==== Raw data

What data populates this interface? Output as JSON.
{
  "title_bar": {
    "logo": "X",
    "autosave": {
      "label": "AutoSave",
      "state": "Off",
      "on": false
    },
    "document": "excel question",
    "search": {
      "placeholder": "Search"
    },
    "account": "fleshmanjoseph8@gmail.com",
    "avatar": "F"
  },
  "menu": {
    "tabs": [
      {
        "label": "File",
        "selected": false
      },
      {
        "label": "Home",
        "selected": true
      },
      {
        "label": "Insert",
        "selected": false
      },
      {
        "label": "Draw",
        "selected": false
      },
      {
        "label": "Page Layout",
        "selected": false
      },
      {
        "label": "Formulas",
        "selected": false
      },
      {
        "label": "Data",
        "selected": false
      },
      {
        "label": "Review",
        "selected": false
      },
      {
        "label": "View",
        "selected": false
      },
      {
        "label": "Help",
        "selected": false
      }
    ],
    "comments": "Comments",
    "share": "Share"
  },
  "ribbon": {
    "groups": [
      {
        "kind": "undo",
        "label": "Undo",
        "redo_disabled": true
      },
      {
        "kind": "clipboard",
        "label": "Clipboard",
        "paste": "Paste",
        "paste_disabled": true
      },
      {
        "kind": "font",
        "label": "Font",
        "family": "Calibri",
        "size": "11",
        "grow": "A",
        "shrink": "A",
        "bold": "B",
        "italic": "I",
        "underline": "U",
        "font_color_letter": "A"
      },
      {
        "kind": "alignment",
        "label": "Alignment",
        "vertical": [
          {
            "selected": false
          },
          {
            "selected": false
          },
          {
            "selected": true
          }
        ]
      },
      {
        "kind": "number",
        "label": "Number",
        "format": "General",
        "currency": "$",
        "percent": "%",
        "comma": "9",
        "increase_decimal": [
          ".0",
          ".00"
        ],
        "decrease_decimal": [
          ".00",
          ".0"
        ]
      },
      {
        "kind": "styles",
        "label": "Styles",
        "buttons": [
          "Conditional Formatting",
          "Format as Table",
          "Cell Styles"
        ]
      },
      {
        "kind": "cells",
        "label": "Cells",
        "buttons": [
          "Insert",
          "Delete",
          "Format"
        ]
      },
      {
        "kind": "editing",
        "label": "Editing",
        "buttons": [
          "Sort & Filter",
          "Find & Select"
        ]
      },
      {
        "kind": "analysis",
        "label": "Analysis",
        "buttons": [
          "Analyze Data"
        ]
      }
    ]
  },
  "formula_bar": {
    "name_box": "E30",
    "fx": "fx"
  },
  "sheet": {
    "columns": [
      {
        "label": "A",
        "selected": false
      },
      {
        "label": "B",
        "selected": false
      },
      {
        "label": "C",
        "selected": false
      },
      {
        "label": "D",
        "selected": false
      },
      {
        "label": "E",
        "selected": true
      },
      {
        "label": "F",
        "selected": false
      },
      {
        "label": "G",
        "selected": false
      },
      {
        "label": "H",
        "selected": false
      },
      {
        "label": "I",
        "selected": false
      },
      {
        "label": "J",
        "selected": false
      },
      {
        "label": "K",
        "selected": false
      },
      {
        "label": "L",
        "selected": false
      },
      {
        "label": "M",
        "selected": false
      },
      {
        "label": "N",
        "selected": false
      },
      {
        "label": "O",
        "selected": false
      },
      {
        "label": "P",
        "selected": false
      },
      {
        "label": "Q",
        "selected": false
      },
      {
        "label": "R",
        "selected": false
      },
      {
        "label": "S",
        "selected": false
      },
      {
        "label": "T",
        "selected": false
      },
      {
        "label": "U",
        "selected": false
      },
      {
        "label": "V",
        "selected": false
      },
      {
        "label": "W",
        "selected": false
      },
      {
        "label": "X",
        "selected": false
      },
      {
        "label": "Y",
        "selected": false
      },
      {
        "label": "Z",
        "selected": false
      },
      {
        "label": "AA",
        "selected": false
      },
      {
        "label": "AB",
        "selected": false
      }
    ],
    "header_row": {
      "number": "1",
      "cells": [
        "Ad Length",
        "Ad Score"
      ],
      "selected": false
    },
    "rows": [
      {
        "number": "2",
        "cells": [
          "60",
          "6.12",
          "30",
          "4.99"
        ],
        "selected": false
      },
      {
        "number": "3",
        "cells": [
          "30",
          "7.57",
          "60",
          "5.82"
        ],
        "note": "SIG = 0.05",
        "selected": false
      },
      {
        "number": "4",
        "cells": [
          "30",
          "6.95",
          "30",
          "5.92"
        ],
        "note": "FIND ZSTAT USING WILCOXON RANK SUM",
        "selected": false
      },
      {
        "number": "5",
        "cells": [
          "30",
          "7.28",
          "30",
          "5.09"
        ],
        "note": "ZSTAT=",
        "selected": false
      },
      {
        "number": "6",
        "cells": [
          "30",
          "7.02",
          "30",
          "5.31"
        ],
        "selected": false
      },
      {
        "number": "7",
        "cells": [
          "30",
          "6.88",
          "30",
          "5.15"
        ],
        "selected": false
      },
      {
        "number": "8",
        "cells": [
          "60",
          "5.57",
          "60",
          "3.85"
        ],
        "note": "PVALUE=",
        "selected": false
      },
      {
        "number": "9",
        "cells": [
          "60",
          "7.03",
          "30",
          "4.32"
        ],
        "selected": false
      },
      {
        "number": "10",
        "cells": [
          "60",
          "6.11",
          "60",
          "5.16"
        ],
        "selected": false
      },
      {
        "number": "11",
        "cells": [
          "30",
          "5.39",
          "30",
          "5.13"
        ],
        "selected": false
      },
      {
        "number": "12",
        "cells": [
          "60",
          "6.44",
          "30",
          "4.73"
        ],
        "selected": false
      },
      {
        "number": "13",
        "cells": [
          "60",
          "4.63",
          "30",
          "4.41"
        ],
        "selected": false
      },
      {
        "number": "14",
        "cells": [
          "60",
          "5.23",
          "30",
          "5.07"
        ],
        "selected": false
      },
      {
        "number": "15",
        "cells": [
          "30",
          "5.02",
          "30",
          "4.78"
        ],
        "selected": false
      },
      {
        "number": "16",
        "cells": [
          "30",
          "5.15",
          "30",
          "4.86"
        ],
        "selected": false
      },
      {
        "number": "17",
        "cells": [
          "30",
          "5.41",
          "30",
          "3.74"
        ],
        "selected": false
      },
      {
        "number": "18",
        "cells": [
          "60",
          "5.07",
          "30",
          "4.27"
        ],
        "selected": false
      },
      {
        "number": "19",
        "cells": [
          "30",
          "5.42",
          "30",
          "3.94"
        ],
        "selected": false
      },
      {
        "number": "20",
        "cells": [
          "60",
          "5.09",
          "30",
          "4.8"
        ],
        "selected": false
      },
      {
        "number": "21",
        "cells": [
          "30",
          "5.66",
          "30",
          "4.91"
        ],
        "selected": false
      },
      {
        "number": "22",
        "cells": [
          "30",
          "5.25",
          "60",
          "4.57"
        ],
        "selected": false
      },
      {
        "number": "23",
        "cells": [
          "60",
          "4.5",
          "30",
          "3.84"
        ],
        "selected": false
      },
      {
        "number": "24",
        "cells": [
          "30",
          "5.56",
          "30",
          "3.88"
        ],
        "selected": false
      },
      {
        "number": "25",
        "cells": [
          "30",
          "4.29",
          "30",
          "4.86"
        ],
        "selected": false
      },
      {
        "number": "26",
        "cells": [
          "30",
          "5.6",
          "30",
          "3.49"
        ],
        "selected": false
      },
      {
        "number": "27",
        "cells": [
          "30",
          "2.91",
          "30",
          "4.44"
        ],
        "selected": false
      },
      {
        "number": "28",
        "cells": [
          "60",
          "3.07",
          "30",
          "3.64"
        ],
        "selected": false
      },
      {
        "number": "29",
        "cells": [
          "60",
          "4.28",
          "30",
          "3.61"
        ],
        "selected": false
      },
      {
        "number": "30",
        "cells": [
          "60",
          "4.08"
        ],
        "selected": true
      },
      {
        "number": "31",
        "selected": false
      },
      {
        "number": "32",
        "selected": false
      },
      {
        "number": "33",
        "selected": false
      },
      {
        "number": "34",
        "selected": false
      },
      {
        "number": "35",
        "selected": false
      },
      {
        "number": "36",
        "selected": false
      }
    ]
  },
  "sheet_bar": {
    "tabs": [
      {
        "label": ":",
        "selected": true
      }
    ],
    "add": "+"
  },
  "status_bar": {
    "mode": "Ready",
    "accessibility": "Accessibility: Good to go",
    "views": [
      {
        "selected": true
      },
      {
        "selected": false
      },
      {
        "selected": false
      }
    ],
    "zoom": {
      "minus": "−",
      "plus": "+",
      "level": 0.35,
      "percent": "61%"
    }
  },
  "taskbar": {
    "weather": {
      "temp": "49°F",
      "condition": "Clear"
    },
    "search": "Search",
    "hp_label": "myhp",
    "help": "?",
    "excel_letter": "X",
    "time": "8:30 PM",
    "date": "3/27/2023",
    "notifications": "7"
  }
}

========

» **Written problem**: Filter the records down to the lines that contain the string "note", and copy those lines.

» **Result of the task**:
        "note": "SIG = 0.05",
        "note": "FIND ZSTAT USING WILCOXON RANK SUM",
        "note": "ZSTAT=",
        "note": "PVALUE=",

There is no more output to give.